start

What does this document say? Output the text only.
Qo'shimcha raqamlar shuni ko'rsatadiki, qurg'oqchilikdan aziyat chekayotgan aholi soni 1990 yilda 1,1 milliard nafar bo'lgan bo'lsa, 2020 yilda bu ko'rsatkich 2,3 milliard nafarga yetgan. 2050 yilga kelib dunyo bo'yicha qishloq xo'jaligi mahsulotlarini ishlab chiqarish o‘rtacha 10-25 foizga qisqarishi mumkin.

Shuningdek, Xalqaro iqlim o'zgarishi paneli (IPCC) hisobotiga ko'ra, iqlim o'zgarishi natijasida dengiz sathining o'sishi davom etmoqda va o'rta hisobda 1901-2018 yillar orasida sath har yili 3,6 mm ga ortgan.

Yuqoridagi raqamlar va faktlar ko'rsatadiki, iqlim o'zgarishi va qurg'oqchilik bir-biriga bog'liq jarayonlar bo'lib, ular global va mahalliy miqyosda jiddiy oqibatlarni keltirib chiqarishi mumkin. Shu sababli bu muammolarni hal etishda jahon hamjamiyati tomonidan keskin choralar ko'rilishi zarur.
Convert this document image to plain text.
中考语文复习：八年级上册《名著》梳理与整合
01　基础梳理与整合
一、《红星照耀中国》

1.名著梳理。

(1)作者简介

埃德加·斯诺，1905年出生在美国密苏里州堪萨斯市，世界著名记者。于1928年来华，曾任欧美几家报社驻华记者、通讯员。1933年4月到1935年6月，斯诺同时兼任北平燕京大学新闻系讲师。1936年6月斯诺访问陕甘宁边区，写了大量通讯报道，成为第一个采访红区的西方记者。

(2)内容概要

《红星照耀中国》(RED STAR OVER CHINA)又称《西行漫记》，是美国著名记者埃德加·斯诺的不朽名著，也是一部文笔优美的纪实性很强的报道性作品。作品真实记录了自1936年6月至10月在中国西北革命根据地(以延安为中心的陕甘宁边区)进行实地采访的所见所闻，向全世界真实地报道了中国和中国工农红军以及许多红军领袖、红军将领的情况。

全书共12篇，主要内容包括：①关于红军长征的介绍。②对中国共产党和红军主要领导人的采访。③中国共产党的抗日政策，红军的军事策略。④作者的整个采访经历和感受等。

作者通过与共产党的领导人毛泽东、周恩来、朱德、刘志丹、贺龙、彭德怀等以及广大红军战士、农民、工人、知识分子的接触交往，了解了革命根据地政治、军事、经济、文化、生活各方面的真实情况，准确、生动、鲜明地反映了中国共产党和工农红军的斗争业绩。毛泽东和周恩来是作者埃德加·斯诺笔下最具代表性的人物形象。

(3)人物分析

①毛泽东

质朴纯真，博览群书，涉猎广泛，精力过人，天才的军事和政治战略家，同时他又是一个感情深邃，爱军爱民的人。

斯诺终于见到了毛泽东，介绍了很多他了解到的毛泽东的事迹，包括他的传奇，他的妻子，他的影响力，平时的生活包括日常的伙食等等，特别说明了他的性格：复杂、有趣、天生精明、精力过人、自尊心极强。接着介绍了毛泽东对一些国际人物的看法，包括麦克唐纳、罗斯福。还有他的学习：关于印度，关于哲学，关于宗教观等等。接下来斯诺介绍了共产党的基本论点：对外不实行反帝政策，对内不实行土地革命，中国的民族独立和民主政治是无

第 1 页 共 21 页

end

## EXERCISE DETAILS
Copy out the whole listing exactly.

## ANSWER TO THE EXERCISE
What does this document say? Output the text only.
Qo'shimcha raqamlar shuni ko'rsatadiki, qurg'oqchilikdan aziyat chekayotgan aholi soni 1990 yilda 1,1 milliard nafar bo'lgan bo'lsa, 2020 yilda bu ko'rsatkich 2,3 milliard nafarga yetgan. 2050 yilga kelib dunyo bo'yicha qishloq xo'jaligi mahsulotlarini ishlab chiqarish o‘rtacha 10-25 foizga qisqarishi mumkin.

Shuningdek, Xalqaro iqlim o'zgarishi paneli (IPCC) hisobotiga ko'ra, iqlim o'zgarishi natijasida dengiz sathining o'sishi davom etmoqda va o'rta hisobda 1901-2018 yillar orasida sath har yili 3,6 mm ga ortgan.

Yuqoridagi raqamlar va faktlar ko'rsatadiki, iqlim o'zgarishi va qurg'oqchilik bir-biriga bog'liq jarayonlar bo'lib, ular global va mahalliy miqyosda jiddiy oqibatlarni keltirib chiqarishi mumkin. Shu sababli bu muammolarni hal etishda jahon hamjamiyati tomonidan keskin choralar ko'rilishi zarur.
Convert this document image to plain text.
中考语文复习：八年级上册《名著》梳理与整合
01　基础梳理与整合
一、《红星照耀中国》

1.名著梳理。

(1)作者简介

埃德加·斯诺，1905年出生在美国密苏里州堪萨斯市，世界著名记者。于1928年来华，曾任欧美几家报社驻华记者、通讯员。1933年4月到1935年6月，斯诺同时兼任北平燕京大学新闻系讲师。1936年6月斯诺访问陕甘宁边区，写了大量通讯报道，成为第一个采访红区的西方记者。

(2)内容概要

《红星照耀中国》(RED STAR OVER CHINA)又称《西行漫记》，是美国著名记者埃德加·斯诺的不朽名著，也是一部文笔优美的纪实性很强的报道性作品。作品真实记录了自1936年6月至10月在中国西北革命根据地(以延安为中心的陕甘宁边区)进行实地采访的所见所闻，向全世界真实地报道了中国和中国工农红军以及许多红军领袖、红军将领的情况。

全书共12篇，主要内容包括：①关于红军长征的介绍。②对中国共产党和红军主要领导人的采访。③中国共产党的抗日政策，红军的军事策略。④作者的整个采访经历和感受等。

作者通过与共产党的领导人毛泽东、周恩来、朱德、刘志丹、贺龙、彭德怀等以及广大红军战士、农民、工人、知识分子的接触交往，了解了革命根据地政治、军事、经济、文化、生活各方面的真实情况，准确、生动、鲜明地反映了中国共产党和工农红军的斗争业绩。毛泽东和周恩来是作者埃德加·斯诺笔下最具代表性的人物形象。

(3)人物分析

①毛泽东

质朴纯真，博览群书，涉猎广泛，精力过人，天才的军事和政治战略家，同时他又是一个感情深邃，爱军爱民的人。

斯诺终于见到了毛泽东，介绍了很多他了解到的毛泽东的事迹，包括他的传奇，他的妻子，他的影响力，平时的生活包括日常的伙食等等，特别说明了他的性格：复杂、有趣、天生精明、精力过人、自尊心极强。接着介绍了毛泽东对一些国际人物的看法，包括麦克唐纳、罗斯福。还有他的学习：关于印度，关于哲学，关于宗教观等等。接下来斯诺介绍了共产党的基本论点：对外不实行反帝政策，对内不实行土地革命，中国的民族独立和民主政治是无

第 1 页 共 21 页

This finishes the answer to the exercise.